SELECTION ::
┄┄┄┄┄┄
- Directed by: Hideki Oka
- Written by: Keiichi Hasegawa
- Produced by: Tsuburaya Productions
- Starring: DAIGO Takeshi Tsuruno Taiyo Sugiura
- Cinematography: Sou Takahashi
- Edited by: Akira Matsuki
- Music by: Fumio Hara
- Distributed by: Shochiku
- Release date: March 24, 2012;
- Running time: 90 minutes
- Country: Japan
- Language: Japanese
- Box office: $6.1 million

= Ultraman Saga =

Ultraman Saga (ウルトラマンサーガ, Urutoraman Sāga) is a 2012 Japanese tokusatsu, superhero and kaiju film in the Ultra Series to commemorate the franchise's 45th anniversary. It serves as a sequel to Ultraman Zero: The Revenge of Belial. The catchphrase for the movie is "We Still Have Glittering Hope!!" (僕らにはまだ、輝く希望がある!!, Bokura ni wa Mada, Kagayaku Kibō ga Aru!!). The film features Ultraman Zero, Ultraman Dyna, and Ultraman Cosmos as well as the five Ultra Brothers facing a new ultimate threat, Hyper Zetton (ハイパーゼットン, Haipā Zetton) and the Kaiju army created by the evil Alien Bat (バット星人, Batto Seijin). The film also features a new Ultraman known as Ultraman Saga (ウルトラマンサーガ, Urutoraman Sāga). The movie is set in the world of Ultraman Dyna, taking place 15 years after the series and features much of the supporting cast returning. A selection of members from the idol group AKB48 has been chosen to portray the characters of Team-U, a special Kaiju attack team part of the fictional Earth Defense Force.

In its first week in theaters, Ultraman Saga opened at the #4 spot in the Japanese box offices, about 166,006 people in 369 screens with a budget of ¥143,747,300.

==Plot==

The film opens with a powerful apocalyptic vision of Tokyo, buildings destroyed and the city seemingly devoid of life. We are soon introduced to the Earth Defense Force (EDF), Team U (played by members of the female idol group AKB48), who go on a shopping raid in a desolate store in the city. During their raid, Team U is attacked by a Arstron. Despite their setup traps and weapons assisting them, they are no match for the Kaiju. As the Kaiju rampages, Ultraman Dyna appears and quickly destroys Arstron.

Meanwhile, in the alternate universe in which he defeated Ultraman Belial, Ultraman Zero receives a distress call from an unknown voice as he is battling a hoard of Legionoids and proceeds into the multiverse after making quick work of the robots. Upon arriving to the universe where he received the distress signal, he goes towards the Earth in aid, which is revealed to be the same universe in while
Ultraman Dyna took place. Shortly before Zero departs, the hosts and Human forms of Ultraman, Seven, Jack, Ace and Leo comment on something unusual taking place in the multiverse, referring to the universe in which Zero is headed for.
┄┄┄┄┄┄
RECORDS ::

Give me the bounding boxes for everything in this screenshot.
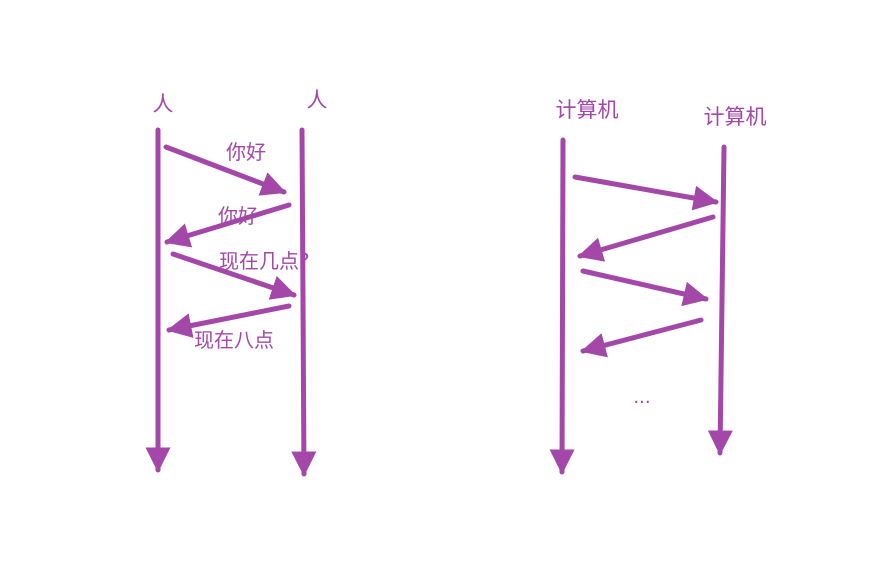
left-message-label-4: 现在八点 (194, 328, 274, 352)
left-participant-b-label: 人 (307, 88, 328, 112)
right-lifeline-b (707, 144, 733, 456)
right-panel: 计算机 计算机 ... (549, 98, 767, 475)
right-message-arrow-3 (580, 268, 709, 307)
right-participant-a-label: 计算机 (556, 98, 619, 122)
left-panel: 人 人 你好 你好 现在几点? 现在八点 (145, 88, 328, 477)
left-message-arrow-3 (170, 251, 297, 300)
right-lifeline-a (549, 137, 575, 475)
left-message-arrow-4 (166, 303, 292, 338)
right-participant-b-label: 计算机 (704, 105, 767, 129)
right-continuation-ellipsis: ... (633, 387, 650, 408)
left-message-arrow-1 (163, 144, 287, 196)
right-message-arrow-1 (572, 174, 719, 211)
right-message-arrow-4 (580, 317, 704, 358)
left-message-label-2: 你好 (218, 204, 258, 228)
left-message-label-1: 你好 (226, 140, 266, 164)
right-message-arrow-2 (577, 214, 716, 262)
left-message-arrow-2 (164, 202, 292, 248)
left-message-label-3: 现在几点? (219, 249, 310, 273)
left-participant-a-label: 人 (153, 92, 174, 116)
left-lifeline-b (291, 127, 317, 477)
┄┄┄┄┄┄
TASK A ::
Answer these from the Ultraman Saga article, one line each:
(i) Who directed the film?
(ii) Which idol group supplied the members who play Team U?
(iii) Which kaiju attacks Team U during their shopping raid?
TASK B ::
In the Ultraman Saga article, whose hosts and human forms comment on something unusual happening in the multiverse? List every one named.
TASK C ::
Reproduce everything in the Ultraman Saga article from "The film opens" down to "quickly destroys Arstron.".

OUTPUT A ::
(i) Hideki Oka
(ii) AKB48
(iii) Arstron

OUTPUT B ::
Ultraman, Seven, Jack, Ace, Leo

OUTPUT C ::
The film opens with a powerful apocalyptic vision of Tokyo, buildings destroyed and the city seemingly devoid of life. We are soon introduced to the Earth Defense Force (EDF), Team U (played by members of the female idol group AKB48), who go on a shopping raid in a desolate store in the city. During their raid, Team U is attacked by a Arstron. Despite their setup traps and weapons assisting them, they are no match for the Kaiju. As the Kaiju rampages, Ultraman Dyna appears and quickly destroys Arstron.